> [Da svolgere]
Ricopia senza alcuna modifica il tratto che va dalla riga contenente "What elements are" fino alla riga contenente "- ad-poster: Vampire", entrambe comprese.

> [Voci dell'esercizio]
· · · · · · ·
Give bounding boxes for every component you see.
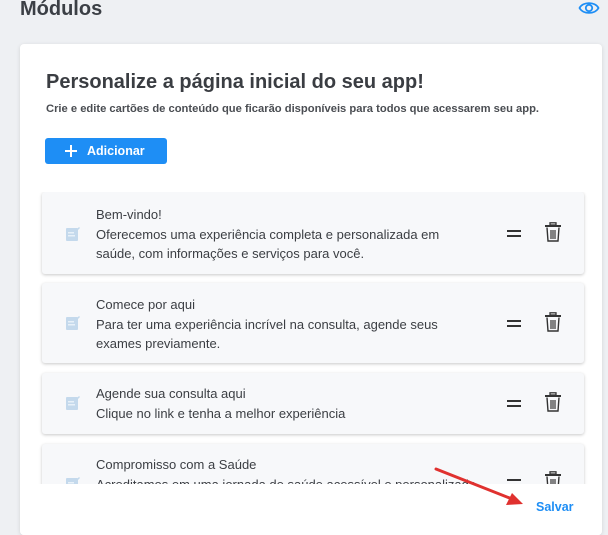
· · · · · · ·
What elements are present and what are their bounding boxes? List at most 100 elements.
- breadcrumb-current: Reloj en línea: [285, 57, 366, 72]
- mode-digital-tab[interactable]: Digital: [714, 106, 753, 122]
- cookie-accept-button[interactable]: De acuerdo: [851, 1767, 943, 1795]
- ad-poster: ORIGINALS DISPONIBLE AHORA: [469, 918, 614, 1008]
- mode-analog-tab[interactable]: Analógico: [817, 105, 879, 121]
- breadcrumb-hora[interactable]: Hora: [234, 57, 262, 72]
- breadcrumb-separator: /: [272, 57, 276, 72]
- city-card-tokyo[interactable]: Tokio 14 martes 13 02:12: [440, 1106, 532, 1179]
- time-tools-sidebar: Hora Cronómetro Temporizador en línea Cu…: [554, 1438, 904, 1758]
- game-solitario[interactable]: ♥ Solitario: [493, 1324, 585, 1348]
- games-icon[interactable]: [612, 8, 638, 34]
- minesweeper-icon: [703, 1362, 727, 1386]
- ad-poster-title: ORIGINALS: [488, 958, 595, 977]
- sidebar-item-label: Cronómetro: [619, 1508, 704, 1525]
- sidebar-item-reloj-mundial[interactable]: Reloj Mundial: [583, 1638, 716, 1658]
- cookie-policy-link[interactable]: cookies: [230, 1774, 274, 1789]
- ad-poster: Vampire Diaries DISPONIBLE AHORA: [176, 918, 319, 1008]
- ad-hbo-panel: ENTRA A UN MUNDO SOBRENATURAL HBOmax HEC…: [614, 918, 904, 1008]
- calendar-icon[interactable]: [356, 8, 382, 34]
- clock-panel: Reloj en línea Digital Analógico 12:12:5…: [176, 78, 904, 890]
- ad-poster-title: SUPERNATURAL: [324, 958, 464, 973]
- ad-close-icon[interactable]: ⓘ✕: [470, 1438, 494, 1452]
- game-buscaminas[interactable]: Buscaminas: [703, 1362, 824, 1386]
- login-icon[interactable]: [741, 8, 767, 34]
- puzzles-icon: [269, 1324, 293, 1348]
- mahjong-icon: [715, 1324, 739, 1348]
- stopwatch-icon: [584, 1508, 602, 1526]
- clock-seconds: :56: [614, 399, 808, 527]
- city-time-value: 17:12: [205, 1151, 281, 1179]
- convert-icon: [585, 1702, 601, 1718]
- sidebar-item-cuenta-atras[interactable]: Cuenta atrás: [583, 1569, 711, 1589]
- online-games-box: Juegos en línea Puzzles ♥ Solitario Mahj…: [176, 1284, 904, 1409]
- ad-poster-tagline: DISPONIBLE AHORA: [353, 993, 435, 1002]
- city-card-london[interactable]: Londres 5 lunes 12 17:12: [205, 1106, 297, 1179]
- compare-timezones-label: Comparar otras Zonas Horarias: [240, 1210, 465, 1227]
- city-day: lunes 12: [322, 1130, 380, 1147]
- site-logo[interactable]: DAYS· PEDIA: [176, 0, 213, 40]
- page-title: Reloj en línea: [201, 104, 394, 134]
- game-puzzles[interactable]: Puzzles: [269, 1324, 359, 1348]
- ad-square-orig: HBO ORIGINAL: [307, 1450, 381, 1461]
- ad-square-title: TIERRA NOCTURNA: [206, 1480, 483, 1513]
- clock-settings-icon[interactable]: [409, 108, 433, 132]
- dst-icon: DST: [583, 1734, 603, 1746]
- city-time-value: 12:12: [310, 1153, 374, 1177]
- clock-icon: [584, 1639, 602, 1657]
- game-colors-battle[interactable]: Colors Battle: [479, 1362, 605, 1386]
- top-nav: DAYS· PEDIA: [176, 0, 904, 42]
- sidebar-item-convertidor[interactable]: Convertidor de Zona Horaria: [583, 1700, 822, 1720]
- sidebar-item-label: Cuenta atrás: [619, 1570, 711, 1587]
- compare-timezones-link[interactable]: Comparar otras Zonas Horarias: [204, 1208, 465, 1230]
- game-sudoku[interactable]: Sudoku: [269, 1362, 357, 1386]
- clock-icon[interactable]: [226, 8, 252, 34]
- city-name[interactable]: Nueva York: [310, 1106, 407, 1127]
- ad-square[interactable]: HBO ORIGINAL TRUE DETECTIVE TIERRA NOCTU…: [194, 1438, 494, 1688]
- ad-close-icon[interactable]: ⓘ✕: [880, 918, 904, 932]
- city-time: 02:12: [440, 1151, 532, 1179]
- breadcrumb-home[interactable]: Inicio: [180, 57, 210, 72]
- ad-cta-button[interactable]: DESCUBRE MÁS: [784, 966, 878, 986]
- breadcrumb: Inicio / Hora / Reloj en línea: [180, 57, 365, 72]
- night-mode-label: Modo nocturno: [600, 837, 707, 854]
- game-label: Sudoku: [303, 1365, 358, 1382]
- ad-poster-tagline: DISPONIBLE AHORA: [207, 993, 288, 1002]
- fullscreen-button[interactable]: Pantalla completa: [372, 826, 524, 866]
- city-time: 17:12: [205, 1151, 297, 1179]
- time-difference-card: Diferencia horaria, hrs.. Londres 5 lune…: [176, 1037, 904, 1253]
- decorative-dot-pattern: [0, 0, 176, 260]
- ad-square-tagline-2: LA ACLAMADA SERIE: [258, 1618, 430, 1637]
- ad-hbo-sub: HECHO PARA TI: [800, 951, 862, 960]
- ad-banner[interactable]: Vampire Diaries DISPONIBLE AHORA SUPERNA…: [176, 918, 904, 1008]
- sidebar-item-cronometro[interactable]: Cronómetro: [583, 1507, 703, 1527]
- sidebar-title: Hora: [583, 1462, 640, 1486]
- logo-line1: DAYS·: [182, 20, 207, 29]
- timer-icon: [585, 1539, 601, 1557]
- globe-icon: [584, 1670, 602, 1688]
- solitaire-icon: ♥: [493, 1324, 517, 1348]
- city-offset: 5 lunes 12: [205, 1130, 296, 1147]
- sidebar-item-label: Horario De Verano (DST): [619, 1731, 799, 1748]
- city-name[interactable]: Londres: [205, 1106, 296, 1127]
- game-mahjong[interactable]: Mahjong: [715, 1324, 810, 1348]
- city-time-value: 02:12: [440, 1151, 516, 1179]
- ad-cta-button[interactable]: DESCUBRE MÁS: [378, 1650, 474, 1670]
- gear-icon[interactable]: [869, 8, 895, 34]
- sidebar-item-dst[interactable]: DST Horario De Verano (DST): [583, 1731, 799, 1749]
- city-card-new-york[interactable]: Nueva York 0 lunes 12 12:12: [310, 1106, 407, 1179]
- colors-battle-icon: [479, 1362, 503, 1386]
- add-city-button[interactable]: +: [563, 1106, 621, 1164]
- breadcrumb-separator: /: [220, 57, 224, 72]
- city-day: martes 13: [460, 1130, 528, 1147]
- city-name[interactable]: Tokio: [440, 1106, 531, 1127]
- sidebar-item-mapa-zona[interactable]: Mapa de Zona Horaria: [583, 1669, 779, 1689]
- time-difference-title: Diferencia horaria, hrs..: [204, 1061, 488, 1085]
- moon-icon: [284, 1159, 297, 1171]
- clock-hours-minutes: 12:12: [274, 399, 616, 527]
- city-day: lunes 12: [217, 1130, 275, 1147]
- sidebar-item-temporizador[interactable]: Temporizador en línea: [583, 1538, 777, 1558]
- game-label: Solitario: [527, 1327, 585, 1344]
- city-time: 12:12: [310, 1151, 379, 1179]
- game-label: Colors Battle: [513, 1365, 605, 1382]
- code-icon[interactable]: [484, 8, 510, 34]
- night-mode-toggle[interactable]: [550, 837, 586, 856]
· · · · · · ·
> [Esercizio svolto]
What elements are present and what are their bounding boxes? List at most 100 elements.
- breadcrumb-current: Reloj en línea: [285, 57, 366, 72]
- mode-digital-tab[interactable]: Digital: [714, 106, 753, 122]
- cookie-accept-button[interactable]: De acuerdo: [851, 1767, 943, 1795]
- ad-poster: ORIGINALS DISPONIBLE AHORA: [469, 918, 614, 1008]
- mode-analog-tab[interactable]: Analógico: [817, 105, 879, 121]
- breadcrumb-hora[interactable]: Hora: [234, 57, 262, 72]
- breadcrumb-separator: /: [272, 57, 276, 72]
- city-card-tokyo[interactable]: Tokio 14 martes 13 02:12: [440, 1106, 532, 1179]
- time-tools-sidebar: Hora Cronómetro Temporizador en línea Cu…: [554, 1438, 904, 1758]
- game-solitario[interactable]: ♥ Solitario: [493, 1324, 585, 1348]
- games-icon[interactable]: [612, 8, 638, 34]
- minesweeper-icon: [703, 1362, 727, 1386]
- ad-poster-title: ORIGINALS: [488, 958, 595, 977]
- sidebar-item-label: Cronómetro: [619, 1508, 704, 1525]
- sidebar-item-reloj-mundial[interactable]: Reloj Mundial: [583, 1638, 716, 1658]
- cookie-policy-link[interactable]: cookies: [230, 1774, 274, 1789]
- ad-poster: Vampire Diaries DISPONIBLE AHORA: [176, 918, 319, 1008]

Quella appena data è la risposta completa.